» TASK BRIEF
Lines that include the word "dưới" are the ones to copy.

start EXTRACTED RECORDS

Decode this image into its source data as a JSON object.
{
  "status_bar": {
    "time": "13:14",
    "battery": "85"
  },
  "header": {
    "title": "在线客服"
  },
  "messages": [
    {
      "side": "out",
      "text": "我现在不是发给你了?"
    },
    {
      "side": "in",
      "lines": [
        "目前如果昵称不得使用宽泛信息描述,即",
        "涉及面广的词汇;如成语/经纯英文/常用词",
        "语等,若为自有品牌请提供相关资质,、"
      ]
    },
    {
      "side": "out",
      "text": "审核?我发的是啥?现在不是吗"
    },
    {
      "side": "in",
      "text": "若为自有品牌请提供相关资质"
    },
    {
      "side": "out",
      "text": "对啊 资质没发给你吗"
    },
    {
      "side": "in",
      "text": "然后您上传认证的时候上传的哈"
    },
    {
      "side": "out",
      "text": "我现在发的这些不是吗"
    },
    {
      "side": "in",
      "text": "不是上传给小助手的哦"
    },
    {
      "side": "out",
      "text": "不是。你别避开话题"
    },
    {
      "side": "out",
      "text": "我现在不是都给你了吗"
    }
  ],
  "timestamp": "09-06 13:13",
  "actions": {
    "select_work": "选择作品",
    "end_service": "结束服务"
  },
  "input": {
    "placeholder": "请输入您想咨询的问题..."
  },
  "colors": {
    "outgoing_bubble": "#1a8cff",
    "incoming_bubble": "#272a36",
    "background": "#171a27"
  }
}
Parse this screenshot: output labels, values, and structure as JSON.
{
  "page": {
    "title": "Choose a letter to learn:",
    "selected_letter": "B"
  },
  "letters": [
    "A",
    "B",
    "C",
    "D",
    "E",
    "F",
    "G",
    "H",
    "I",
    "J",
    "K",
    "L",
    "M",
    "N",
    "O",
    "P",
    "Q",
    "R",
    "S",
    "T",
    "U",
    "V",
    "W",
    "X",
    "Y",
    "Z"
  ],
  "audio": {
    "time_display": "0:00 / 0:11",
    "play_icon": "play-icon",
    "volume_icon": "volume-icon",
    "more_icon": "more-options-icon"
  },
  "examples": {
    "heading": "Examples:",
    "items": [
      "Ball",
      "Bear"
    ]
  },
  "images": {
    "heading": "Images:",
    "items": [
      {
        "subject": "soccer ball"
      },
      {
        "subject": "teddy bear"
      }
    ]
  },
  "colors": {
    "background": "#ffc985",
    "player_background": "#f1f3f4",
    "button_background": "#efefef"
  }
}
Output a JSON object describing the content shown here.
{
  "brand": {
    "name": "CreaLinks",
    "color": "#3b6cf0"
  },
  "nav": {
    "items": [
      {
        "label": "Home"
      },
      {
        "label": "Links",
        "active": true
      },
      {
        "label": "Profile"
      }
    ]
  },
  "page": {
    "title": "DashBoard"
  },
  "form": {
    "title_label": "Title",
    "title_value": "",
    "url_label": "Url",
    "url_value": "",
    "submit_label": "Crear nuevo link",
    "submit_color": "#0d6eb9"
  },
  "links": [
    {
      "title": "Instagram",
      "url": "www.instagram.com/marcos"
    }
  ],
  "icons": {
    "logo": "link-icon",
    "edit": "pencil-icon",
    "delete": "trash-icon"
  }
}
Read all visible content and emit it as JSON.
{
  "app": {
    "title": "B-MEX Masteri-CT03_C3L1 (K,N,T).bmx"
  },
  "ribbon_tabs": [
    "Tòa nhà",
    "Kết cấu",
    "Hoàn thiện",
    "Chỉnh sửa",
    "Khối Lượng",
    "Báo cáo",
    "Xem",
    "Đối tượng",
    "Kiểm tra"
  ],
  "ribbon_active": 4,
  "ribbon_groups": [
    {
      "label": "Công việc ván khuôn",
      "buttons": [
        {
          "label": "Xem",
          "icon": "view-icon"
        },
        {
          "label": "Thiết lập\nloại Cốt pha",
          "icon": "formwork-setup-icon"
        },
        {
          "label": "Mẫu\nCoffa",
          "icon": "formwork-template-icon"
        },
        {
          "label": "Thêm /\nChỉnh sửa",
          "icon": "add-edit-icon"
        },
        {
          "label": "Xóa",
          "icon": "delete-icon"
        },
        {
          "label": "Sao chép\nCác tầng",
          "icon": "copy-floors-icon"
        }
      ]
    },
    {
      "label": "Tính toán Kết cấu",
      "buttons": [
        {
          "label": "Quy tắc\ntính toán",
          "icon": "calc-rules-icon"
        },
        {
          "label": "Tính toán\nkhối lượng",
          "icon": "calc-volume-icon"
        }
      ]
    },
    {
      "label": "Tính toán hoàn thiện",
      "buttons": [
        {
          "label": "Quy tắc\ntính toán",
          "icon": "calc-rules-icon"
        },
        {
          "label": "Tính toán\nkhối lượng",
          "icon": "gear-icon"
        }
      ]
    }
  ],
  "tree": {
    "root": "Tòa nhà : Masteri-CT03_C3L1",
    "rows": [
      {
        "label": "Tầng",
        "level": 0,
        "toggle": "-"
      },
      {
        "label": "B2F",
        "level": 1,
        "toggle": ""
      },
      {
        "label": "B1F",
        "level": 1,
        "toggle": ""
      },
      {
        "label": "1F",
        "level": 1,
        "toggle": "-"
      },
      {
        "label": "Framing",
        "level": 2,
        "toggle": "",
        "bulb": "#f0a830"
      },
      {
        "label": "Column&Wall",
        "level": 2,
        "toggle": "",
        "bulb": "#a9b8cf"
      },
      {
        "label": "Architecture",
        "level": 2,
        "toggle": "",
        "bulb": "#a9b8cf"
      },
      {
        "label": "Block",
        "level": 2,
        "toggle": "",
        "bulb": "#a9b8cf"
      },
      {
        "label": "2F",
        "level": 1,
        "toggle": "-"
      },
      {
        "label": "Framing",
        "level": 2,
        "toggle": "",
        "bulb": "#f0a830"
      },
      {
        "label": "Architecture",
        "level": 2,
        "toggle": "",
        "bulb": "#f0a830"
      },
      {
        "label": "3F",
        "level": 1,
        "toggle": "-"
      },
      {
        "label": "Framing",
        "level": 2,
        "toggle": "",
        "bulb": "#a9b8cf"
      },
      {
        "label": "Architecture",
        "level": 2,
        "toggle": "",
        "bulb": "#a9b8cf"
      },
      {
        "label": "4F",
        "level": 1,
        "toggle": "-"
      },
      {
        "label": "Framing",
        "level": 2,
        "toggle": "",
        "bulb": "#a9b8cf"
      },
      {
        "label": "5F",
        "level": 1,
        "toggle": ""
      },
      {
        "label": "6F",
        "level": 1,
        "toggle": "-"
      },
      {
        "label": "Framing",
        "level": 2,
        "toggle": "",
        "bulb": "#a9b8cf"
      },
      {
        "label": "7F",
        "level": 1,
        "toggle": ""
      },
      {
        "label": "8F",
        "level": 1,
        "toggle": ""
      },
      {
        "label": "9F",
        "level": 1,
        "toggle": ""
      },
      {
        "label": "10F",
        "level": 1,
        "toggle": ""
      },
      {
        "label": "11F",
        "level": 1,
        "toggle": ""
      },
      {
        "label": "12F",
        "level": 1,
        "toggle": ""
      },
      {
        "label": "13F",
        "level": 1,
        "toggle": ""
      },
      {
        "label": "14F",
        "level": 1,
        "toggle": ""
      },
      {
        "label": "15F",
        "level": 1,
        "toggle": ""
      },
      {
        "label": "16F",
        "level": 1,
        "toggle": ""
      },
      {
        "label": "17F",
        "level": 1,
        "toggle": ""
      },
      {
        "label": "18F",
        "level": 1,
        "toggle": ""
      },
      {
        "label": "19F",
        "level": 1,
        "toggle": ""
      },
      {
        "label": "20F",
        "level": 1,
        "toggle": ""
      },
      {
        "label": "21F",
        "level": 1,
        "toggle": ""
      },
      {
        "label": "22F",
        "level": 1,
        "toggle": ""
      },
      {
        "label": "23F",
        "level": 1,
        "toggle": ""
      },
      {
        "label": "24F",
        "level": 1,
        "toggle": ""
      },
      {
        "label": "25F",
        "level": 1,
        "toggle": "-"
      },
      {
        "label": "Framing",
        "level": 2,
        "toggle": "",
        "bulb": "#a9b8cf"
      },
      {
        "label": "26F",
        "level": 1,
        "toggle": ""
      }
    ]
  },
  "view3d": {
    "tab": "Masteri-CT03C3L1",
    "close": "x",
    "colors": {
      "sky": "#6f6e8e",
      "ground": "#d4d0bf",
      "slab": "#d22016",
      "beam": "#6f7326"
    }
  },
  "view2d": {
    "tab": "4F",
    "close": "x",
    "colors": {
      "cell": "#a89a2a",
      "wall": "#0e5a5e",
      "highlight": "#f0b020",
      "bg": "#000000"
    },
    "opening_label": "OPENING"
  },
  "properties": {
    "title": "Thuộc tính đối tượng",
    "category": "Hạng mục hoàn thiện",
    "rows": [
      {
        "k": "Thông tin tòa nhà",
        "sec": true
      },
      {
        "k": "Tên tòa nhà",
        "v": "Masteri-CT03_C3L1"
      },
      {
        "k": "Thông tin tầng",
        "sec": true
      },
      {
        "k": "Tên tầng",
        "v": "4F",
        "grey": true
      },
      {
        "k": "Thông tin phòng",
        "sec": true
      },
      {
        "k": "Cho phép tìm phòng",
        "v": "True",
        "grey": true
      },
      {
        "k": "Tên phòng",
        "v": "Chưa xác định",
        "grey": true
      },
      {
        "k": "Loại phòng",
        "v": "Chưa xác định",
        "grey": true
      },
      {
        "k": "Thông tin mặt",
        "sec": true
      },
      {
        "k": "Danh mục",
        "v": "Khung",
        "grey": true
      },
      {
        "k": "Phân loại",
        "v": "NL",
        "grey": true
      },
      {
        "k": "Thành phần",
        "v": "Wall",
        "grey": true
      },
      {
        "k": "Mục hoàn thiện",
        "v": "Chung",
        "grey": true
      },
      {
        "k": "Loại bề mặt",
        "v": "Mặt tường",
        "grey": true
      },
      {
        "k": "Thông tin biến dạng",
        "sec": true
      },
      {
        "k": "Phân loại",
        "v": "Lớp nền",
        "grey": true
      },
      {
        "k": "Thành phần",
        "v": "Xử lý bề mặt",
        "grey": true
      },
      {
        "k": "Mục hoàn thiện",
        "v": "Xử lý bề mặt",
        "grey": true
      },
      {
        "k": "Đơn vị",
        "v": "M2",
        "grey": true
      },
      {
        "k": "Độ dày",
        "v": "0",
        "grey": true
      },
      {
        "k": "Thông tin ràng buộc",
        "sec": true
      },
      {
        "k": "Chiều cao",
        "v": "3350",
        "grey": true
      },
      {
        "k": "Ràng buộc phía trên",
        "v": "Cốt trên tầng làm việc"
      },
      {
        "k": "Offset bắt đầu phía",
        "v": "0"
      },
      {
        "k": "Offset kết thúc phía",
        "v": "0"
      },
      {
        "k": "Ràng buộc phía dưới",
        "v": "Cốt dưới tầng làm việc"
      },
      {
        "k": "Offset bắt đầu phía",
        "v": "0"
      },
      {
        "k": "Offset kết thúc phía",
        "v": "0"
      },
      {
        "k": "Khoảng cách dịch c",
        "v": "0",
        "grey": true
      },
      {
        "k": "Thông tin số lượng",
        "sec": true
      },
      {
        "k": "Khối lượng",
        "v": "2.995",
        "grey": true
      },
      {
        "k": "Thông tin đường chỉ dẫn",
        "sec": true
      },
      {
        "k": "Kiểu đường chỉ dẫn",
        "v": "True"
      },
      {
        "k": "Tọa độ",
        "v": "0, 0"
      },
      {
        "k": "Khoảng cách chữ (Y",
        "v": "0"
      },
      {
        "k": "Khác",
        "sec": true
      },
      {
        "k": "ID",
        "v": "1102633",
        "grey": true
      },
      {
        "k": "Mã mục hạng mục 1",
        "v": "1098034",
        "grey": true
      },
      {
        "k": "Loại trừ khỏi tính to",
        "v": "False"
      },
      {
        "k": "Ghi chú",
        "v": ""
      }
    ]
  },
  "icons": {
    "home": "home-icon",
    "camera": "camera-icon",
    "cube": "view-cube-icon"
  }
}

end EXTRACTED RECORDS

» WORKED ANSWER
        "k": "Ràng buộc phía dưới",
        "v": "Cốt dưới tầng làm việc"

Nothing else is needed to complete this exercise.